** START OF GIVEN RECORDS **
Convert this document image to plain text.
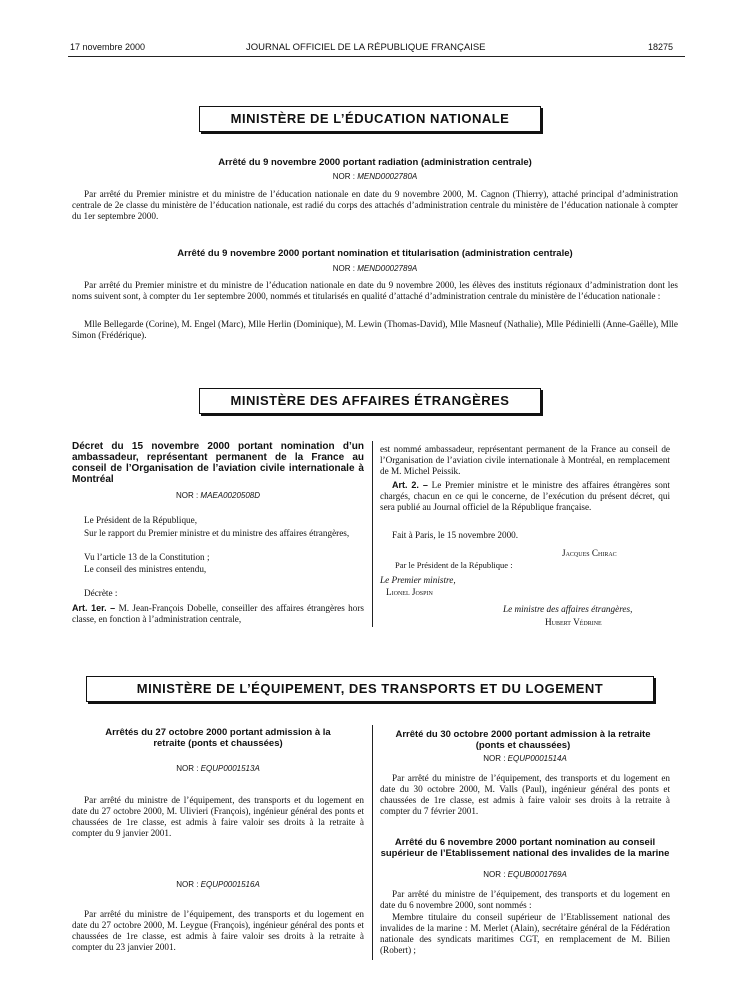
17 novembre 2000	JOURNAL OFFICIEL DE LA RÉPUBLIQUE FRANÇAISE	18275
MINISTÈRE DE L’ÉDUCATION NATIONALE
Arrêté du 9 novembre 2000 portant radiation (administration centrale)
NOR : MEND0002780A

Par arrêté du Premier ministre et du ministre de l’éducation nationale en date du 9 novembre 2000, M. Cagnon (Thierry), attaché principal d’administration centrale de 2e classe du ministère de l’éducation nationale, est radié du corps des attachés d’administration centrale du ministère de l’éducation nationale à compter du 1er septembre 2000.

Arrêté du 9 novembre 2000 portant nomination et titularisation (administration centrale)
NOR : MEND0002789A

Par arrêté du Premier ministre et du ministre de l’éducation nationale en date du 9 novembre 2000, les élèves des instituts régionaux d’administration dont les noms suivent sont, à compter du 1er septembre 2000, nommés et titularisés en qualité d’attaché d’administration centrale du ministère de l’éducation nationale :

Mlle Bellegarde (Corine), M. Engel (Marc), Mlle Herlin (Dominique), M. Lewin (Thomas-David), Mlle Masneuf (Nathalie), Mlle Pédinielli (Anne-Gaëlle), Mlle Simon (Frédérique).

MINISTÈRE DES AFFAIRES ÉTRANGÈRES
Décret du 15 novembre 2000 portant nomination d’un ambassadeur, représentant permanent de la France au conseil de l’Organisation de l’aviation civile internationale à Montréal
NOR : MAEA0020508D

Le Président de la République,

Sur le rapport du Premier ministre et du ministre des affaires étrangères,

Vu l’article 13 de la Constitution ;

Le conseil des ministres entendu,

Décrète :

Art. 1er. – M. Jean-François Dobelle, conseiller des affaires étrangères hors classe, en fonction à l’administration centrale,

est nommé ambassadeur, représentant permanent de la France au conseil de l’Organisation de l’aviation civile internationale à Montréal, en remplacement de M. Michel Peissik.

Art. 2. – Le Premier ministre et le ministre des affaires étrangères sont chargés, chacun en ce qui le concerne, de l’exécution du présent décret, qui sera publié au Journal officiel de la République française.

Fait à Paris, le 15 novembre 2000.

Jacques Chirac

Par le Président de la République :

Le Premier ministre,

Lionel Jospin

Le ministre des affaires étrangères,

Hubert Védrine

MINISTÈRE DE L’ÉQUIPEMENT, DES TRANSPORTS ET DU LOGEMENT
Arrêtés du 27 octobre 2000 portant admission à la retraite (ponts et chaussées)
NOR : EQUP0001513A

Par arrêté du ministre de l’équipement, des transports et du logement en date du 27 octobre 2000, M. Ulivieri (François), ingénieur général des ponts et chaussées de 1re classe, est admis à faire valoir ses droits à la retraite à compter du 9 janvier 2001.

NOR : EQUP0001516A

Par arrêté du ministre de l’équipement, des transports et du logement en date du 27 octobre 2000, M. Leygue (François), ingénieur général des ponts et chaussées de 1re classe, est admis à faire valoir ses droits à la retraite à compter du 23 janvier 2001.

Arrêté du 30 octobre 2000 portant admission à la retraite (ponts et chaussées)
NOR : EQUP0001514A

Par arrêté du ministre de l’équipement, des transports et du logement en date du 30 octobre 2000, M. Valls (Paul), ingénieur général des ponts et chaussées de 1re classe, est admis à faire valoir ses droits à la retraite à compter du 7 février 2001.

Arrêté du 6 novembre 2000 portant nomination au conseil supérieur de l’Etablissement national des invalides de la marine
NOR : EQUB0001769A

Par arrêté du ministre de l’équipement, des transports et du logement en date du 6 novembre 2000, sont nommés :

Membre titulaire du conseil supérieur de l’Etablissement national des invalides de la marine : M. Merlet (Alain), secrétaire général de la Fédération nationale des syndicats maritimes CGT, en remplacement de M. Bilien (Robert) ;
** END OF GIVEN RECORDS **
** START OF GIVEN RECORDS **
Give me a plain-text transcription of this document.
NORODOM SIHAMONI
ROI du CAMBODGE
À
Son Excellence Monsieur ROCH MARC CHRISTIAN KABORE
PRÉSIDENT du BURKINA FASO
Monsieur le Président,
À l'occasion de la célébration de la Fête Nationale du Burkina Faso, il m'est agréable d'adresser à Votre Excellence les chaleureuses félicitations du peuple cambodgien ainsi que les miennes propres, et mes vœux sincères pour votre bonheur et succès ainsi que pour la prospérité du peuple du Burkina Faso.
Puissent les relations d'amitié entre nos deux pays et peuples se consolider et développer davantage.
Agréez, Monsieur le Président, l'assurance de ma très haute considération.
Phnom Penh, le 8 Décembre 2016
** END OF GIVEN RECORDS **
** START OF GIVEN RECORDS **
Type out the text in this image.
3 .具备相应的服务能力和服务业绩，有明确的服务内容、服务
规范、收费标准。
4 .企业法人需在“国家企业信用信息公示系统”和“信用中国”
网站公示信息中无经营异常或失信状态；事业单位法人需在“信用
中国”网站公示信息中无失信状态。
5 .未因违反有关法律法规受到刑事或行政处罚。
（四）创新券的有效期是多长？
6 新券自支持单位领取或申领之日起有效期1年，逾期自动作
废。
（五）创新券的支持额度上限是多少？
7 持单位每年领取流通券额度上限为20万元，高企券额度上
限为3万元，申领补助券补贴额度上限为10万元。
** END OF GIVEN RECORDS **
§ **TASK DETAILS**:
From the data above, count the lines where "plain" occurs and give that figure and nothing else.

§ **SOLUTION**:
2